Prompt A –
Relabel part of the passage on rocket threats to Eilat: copy it starting at "Goals thought to" and ending at "civilian cruise ships.", renaming "naval vessels" as "warships".
Prompt B –
Answer these questions from the passage on rocket threats to Eilat:
(i) Which publication reports that Hamas sent "a group from Gaza" to fire rockets from Sinai?
(ii) Ronen Bergman is a security affairs commentator for which newspaper?
(iii) Besides the civilian population, which targets in Aqaba and Eilat are named?
Prompt C –
Pick up the passage on rocket threats to Eilat after its final sentence and keep writing it.

Given text –
--- START ---

Goals thought to be targets for terrorist rocket attacks in Aqaba and Eilat, in addition to the civilian population, include United States naval vessels on port calls, and civilian cruise ships.

==Desert as launching base for terrorist rocket attacks==

Hamas is in communication with members of Sinai Bedouin groups and is thought to be capable of supplying them with rockets. Egypt's imperfect control over Sinai Bedouin makes Bedouin-supported use of the Sinai as a base for launching rocket attacks possible. According to The Economist, Hamas has already sent "a group from Gaza" to launch rocket attacks form Sinai at Eilat. According to Ronen Bergman, security affairs commentator for Yedioth Ahronoth: "The farther from Cairo, the weaker the central authority is. They are having great difficulties with the Bedouin. If Hamas is able to deepen its cooperation with the Bedouin, and create bases in Sinai for recruitment, we're talking about a new ballgame."

--- END ---

Page element annotations –

--- START ---

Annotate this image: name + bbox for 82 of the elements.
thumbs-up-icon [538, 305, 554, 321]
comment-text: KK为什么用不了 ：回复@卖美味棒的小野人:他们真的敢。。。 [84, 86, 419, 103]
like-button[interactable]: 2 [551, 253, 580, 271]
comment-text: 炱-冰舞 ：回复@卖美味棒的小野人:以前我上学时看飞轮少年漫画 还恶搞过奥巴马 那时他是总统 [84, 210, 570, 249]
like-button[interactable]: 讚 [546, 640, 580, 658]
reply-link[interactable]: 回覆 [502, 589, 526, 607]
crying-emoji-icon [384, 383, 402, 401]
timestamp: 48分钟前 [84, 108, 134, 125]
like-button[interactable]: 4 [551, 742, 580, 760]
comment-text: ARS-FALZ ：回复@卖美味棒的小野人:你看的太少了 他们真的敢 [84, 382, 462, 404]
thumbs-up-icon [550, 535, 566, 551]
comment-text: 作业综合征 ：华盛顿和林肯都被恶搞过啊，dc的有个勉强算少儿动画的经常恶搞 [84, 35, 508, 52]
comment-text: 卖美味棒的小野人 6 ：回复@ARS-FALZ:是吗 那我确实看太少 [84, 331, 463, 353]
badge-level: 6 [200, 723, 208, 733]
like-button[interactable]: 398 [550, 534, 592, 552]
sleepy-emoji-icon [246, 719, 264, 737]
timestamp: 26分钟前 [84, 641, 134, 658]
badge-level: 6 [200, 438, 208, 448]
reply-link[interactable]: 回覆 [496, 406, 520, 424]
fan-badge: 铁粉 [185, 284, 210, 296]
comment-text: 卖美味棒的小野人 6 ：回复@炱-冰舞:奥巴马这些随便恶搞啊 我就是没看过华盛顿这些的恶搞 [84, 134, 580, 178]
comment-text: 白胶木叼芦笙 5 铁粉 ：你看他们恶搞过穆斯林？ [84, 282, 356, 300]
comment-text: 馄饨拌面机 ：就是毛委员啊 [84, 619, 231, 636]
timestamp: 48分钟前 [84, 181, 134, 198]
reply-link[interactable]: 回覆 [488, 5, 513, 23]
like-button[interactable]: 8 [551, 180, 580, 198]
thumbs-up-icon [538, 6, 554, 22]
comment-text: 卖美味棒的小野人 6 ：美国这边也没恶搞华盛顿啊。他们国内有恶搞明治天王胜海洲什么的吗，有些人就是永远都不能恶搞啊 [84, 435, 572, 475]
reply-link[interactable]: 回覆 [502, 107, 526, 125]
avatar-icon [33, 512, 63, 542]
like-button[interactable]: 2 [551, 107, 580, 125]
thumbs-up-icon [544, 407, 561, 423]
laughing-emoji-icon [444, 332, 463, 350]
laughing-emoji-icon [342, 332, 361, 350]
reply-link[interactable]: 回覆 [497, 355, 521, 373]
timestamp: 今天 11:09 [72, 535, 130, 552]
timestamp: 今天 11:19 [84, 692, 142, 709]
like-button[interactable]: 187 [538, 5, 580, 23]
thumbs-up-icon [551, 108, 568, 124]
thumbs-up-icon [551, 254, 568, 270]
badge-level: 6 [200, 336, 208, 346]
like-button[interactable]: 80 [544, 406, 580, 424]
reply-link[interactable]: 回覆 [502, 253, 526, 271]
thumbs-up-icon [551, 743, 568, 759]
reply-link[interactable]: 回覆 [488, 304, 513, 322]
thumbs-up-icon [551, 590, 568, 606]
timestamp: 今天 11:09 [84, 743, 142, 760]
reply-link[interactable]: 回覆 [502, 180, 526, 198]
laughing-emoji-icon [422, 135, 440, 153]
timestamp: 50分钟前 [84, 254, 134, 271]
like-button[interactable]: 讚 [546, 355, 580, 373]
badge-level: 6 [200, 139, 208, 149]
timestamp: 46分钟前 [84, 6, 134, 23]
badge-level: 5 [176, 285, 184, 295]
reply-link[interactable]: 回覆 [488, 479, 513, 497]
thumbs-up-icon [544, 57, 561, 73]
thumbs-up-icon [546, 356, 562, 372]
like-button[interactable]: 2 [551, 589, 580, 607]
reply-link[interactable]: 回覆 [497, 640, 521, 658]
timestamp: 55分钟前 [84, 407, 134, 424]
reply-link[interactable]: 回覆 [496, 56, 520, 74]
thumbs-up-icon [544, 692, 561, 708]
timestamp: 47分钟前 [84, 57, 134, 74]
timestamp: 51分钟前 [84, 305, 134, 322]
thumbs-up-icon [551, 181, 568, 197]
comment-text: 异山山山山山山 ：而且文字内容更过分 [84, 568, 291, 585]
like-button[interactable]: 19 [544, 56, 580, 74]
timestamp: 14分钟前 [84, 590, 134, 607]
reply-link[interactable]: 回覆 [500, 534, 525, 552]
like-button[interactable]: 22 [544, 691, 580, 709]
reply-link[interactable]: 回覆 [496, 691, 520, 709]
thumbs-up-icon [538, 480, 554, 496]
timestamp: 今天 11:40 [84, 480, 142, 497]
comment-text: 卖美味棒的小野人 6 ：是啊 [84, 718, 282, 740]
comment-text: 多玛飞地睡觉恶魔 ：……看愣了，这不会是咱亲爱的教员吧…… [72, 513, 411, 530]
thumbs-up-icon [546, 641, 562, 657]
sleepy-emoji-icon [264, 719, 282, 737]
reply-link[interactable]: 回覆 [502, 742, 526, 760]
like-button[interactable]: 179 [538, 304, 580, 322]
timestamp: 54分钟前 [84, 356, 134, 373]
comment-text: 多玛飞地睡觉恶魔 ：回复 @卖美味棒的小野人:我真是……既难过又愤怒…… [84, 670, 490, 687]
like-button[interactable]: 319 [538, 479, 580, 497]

--- END ---

Task result A –
Goals thought to be targets for terrorist rocket attacks in Aqaba and Eilat, in addition to the civilian population, include United States warships on port calls, and civilian cruise ships.

Task result B –
(i) The Economist
(ii) Yedioth Ahronoth
(iii) United States naval vessels on port calls and civilian cruise ships

Task result C –
According to The Christian Science Monitor, concern about the possible use by terrorist organizations of the Sinai desert with the aid and cooperation of Sinai Bedouin has been growing in 2010. Although in the past concern has focused on the use of the Sinai by international Islamist organizations believed to operate there in cooperation with Sinai Bedouin, but the rise of Hamas in Gaza has increased concern about an expansion of Hamas terrorist infrastructure into Sinai. In April 2010, 26 members of an alleged Hezbollah spy cell were convicted by an Egyptian court on charges including planning attacks on tourist sites and smuggling weapons form Sinai Hamas in Gaza. Earlier terrorist attacks on Egyptian beach resorts in Sinai including Sharm el-Sheikh and southern Taba are thought to have been the work of international terrorist organizations, including Al Qaeda, in cooperation with Sinai Bedouin.

Israeli General Gabi Ashkenazi has said that Israel is aware of Hamas activity in the Sinai and that "Hamas will be held accountable" if it launches rockets at Eilat.